EXERCISE OBJECTIVE:
Extract all of the entries and give them again, word for word.

[Items from a dataset]
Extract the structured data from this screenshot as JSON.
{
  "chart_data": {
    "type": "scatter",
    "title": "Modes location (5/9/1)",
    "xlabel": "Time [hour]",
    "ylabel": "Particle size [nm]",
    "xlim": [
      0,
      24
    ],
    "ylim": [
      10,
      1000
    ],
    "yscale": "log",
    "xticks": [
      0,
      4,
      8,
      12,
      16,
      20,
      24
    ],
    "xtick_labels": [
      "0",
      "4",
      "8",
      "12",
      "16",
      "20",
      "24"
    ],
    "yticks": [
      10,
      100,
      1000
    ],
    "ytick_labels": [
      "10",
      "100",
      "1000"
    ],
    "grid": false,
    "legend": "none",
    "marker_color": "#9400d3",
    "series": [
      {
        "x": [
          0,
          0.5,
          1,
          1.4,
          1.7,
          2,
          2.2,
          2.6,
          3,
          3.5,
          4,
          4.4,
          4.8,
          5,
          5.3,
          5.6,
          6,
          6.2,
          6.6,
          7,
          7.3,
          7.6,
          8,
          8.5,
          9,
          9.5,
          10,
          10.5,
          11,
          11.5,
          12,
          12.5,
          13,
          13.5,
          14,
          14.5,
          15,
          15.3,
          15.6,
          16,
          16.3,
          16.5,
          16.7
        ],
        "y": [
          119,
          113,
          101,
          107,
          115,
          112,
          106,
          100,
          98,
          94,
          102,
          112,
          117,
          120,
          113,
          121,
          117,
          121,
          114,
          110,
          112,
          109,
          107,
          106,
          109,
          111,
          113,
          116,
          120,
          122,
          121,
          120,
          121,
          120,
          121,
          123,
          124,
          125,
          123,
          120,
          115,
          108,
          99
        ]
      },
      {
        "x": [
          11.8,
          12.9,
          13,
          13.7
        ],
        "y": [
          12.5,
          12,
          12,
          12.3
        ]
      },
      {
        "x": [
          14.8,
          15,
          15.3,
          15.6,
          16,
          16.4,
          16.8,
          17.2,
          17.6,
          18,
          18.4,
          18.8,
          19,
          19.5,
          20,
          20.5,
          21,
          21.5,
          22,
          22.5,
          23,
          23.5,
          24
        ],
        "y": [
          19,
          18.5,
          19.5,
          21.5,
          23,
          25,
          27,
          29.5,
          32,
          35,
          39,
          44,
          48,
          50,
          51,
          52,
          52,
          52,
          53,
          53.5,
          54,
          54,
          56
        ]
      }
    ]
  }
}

EXPECTED OUTPUT:
Extract the structured data from this screenshot as JSON.
{
  "chart_data": {
    "type": "scatter",
    "title": "Modes location (5/9/1)",
    "xlabel": "Time [hour]",
    "ylabel": "Particle size [nm]",
    "xlim": [
      0,
      24
    ],
    "ylim": [
      10,
      1000
    ],
    "yscale": "log",
    "xticks": [
      0,
      4,
      8,
      12,
      16,
      20,
      24
    ],
    "xtick_labels": [
      "0",
      "4",
      "8",
      "12",
      "16",
      "20",
      "24"
    ],
    "yticks": [
      10,
      100,
      1000
    ],
    "ytick_labels": [
      "10",
      "100",
      "1000"
    ],
    "grid": false,
    "legend": "none",
    "marker_color": "#9400d3",
    "series": [
      {
        "x": [
          0,
          0.5,
          1,
          1.4,
          1.7,
          2,
          2.2,
          2.6,
          3,
          3.5,
          4,
          4.4,
          4.8,
          5,
          5.3,
          5.6,
          6,
          6.2,
          6.6,
          7,
          7.3,
          7.6,
          8,
          8.5,
          9,
          9.5,
          10,
          10.5,
          11,
          11.5,
          12,
          12.5,
          13,
          13.5,
          14,
          14.5,
          15,
          15.3,
          15.6,
          16,
          16.3,
          16.5,
          16.7
        ],
        "y": [
          119,
          113,
          101,
          107,
          115,
          112,
          106,
          100,
          98,
          94,
          102,
          112,
          117,
          120,
          113,
          121,
          117,
          121,
          114,
          110,
          112,
          109,
          107,
          106,
          109,
          111,
          113,
          116,
          120,
          122,
          121,
          120,
          121,
          120,
          121,
          123,
          124,
          125,
          123,
          120,
          115,
          108,
          99
        ]
      },
      {
        "x": [
          11.8,
          12.9,
          13,
          13.7
        ],
        "y": [
          12.5,
          12,
          12,
          12.3
        ]
      },
      {
        "x": [
          14.8,
          15,
          15.3,
          15.6,
          16,
          16.4,
          16.8,
          17.2,
          17.6,
          18,
          18.4,
          18.8,
          19,
          19.5,
          20,
          20.5,
          21,
          21.5,
          22,
          22.5,
          23,
          23.5,
          24
        ],
        "y": [
          19,
          18.5,
          19.5,
          21.5,
          23,
          25,
          27,
          29.5,
          32,
          35,
          39,
          44,
          48,
          50,
          51,
          52,
          52,
          52,
          53,
          53.5,
          54,
          54,
          56
        ]
      }
    ]
  }
}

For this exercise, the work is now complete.